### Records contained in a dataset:
Start
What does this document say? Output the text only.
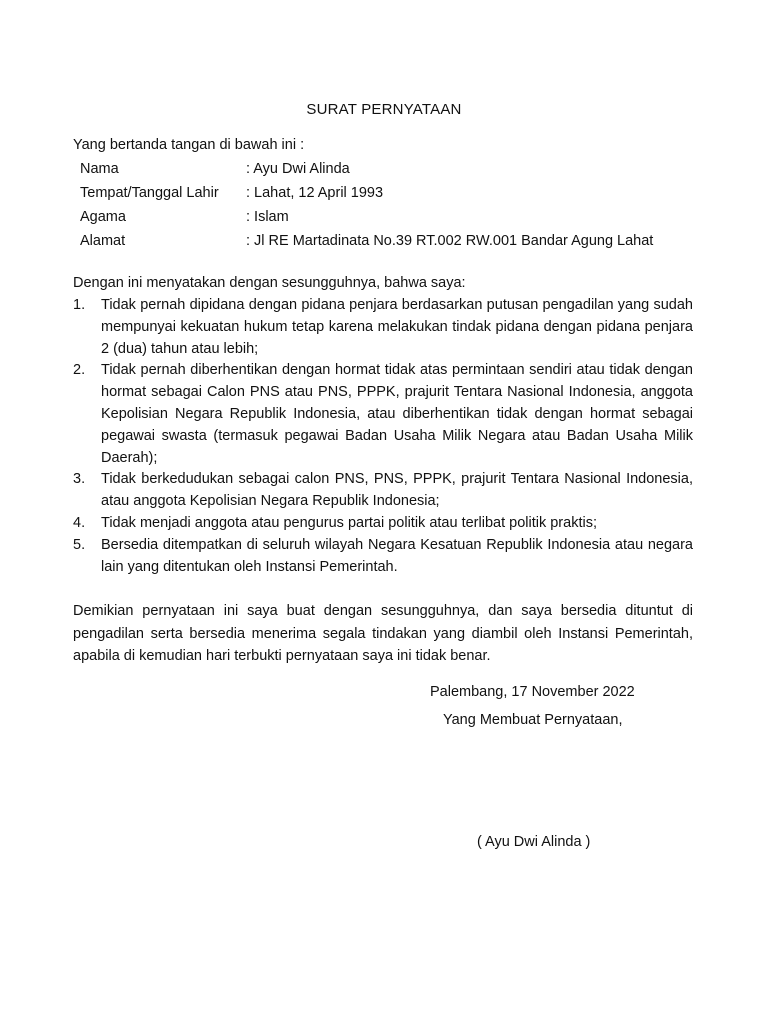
SURAT PERNYATAAN
Yang bertanda tangan di bawah ini :
Nama	: Ayu Dwi Alinda
Tempat/Tanggal Lahir	: Lahat, 12 April 1993
Agama	: Islam
Alamat	: Jl RE Martadinata No.39 RT.002 RW.001 Bandar Agung Lahat
Dengan ini menyatakan dengan sesungguhnya, bahwa saya:
1. Tidak pernah dipidana dengan pidana penjara berdasarkan putusan pengadilan yang sudah mempunyai kekuatan hukum tetap karena melakukan tindak pidana dengan pidana penjara 2 (dua) tahun atau lebih;
2. Tidak pernah diberhentikan dengan hormat tidak atas permintaan sendiri atau tidak dengan hormat sebagai Calon PNS atau PNS, PPPK, prajurit Tentara Nasional Indonesia, anggota Kepolisian Negara Republik Indonesia, atau diberhentikan tidak dengan hormat sebagai pegawai swasta (termasuk pegawai Badan Usaha Milik Negara atau Badan Usaha Milik Daerah);
3. Tidak berkedudukan sebagai calon PNS, PNS, PPPK, prajurit Tentara Nasional Indonesia, atau anggota Kepolisian Negara Republik Indonesia;
4. Tidak menjadi anggota atau pengurus partai politik atau terlibat politik praktis;
5. Bersedia ditempatkan di seluruh wilayah Negara Kesatuan Republik Indonesia atau negara lain yang ditentukan oleh Instansi Pemerintah.
Demikian pernyataan ini saya buat dengan sesungguhnya, dan saya bersedia dituntut di pengadilan serta bersedia menerima segala tindakan yang diambil oleh Instansi Pemerintah, apabila di kemudian hari terbukti pernyataan saya ini tidak benar.
Palembang, 17 November 2022
Yang Membuat Pernyataan,
( Ayu Dwi Alinda )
End
### PROBLEM REQUIREMENTS:
Exclude the pictures and transcribe all of the entries exactly.

### ANSWER IN FULL:
What does this document say? Output the text only.
SURAT PERNYATAAN
Yang bertanda tangan di bawah ini :
Nama	: Ayu Dwi Alinda
Tempat/Tanggal Lahir	: Lahat, 12 April 1993
Agama	: Islam
Alamat	: Jl RE Martadinata No.39 RT.002 RW.001 Bandar Agung Lahat
Dengan ini menyatakan dengan sesungguhnya, bahwa saya:
1. Tidak pernah dipidana dengan pidana penjara berdasarkan putusan pengadilan yang sudah mempunyai kekuatan hukum tetap karena melakukan tindak pidana dengan pidana penjara 2 (dua) tahun atau lebih;
2. Tidak pernah diberhentikan dengan hormat tidak atas permintaan sendiri atau tidak dengan hormat sebagai Calon PNS atau PNS, PPPK, prajurit Tentara Nasional Indonesia, anggota Kepolisian Negara Republik Indonesia, atau diberhentikan tidak dengan hormat sebagai pegawai swasta (termasuk pegawai Badan Usaha Milik Negara atau Badan Usaha Milik Daerah);
3. Tidak berkedudukan sebagai calon PNS, PNS, PPPK, prajurit Tentara Nasional Indonesia, atau anggota Kepolisian Negara Republik Indonesia;
4. Tidak menjadi anggota atau pengurus partai politik atau terlibat politik praktis;
5. Bersedia ditempatkan di seluruh wilayah Negara Kesatuan Republik Indonesia atau negara lain yang ditentukan oleh Instansi Pemerintah.
Demikian pernyataan ini saya buat dengan sesungguhnya, dan saya bersedia dituntut di pengadilan serta bersedia menerima segala tindakan yang diambil oleh Instansi Pemerintah, apabila di kemudian hari terbukti pernyataan saya ini tidak benar.
Palembang, 17 November 2022
Yang Membuat Pernyataan,
( Ayu Dwi Alinda )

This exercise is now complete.